WORK REQUIRED:
Reproduce the lines of the material exactly, excluding every image.
◇ ◇ ◇ ◇
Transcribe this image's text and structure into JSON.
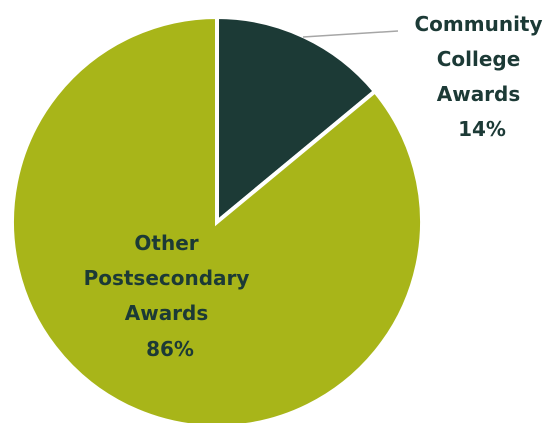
{
  "chart_data": {
    "type": "pie",
    "slices": [
      {
        "label_lines": [
          "Community",
          "College",
          "Awards"
        ],
        "value": 14,
        "value_text": "14%",
        "color": "#1c3a36"
      },
      {
        "label_lines": [
          "Other",
          "Postsecondary",
          "Awards"
        ],
        "value": 86,
        "value_text": "86%",
        "color": "#a8b519"
      }
    ],
    "label_color": "#1c3a36",
    "slice_border_color": "#ffffff",
    "leader_line_color": "#a6a6a6",
    "start": "12 o'clock",
    "direction": "clockwise"
  }
}
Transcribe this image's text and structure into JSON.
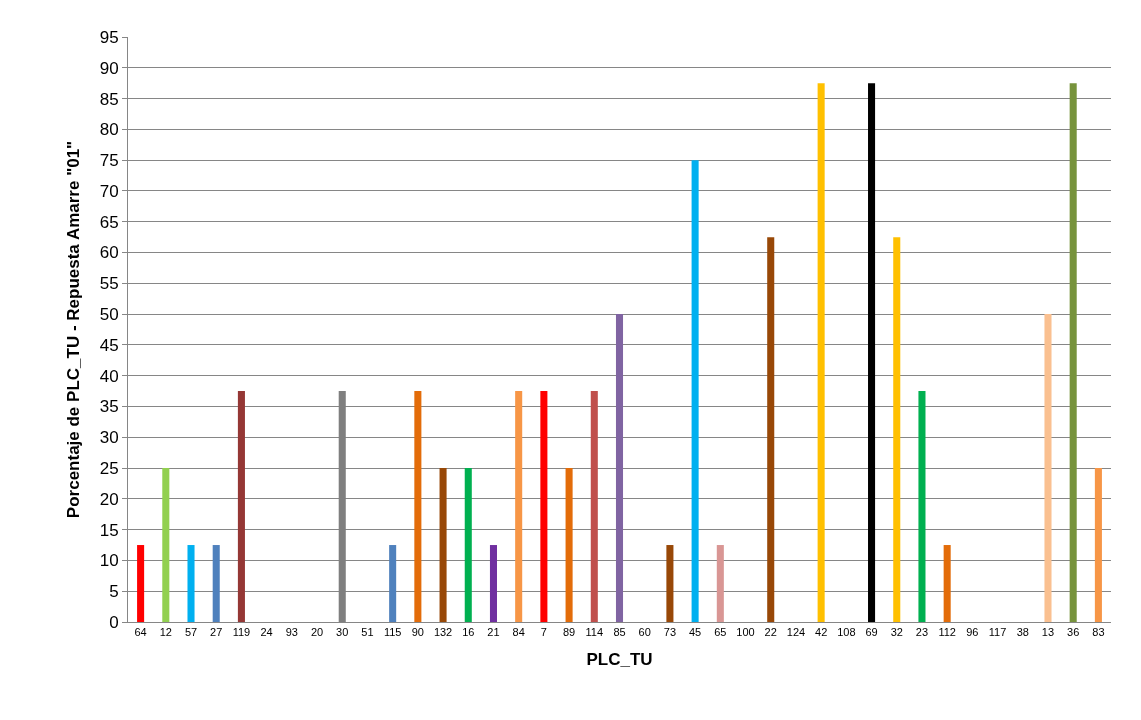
◇ ◇ ◇ ◇
COMPLETED EXERCISE:
Transcribe this image's text and structure into JSON.
{
  "chart_data": {
    "type": "pie",
    "slices": [
      {
        "label_lines": [
          "Community",
          "College",
          "Awards"
        ],
        "value": 14,
        "value_text": "14%",
        "color": "#1c3a36"
      },
      {
        "label_lines": [
          "Other",
          "Postsecondary",
          "Awards"
        ],
        "value": 86,
        "value_text": "86%",
        "color": "#a8b519"
      }
    ],
    "label_color": "#1c3a36",
    "slice_border_color": "#ffffff",
    "leader_line_color": "#a6a6a6",
    "start": "12 o'clock",
    "direction": "clockwise"
  }
}
Transcribe this image's text and structure into JSON.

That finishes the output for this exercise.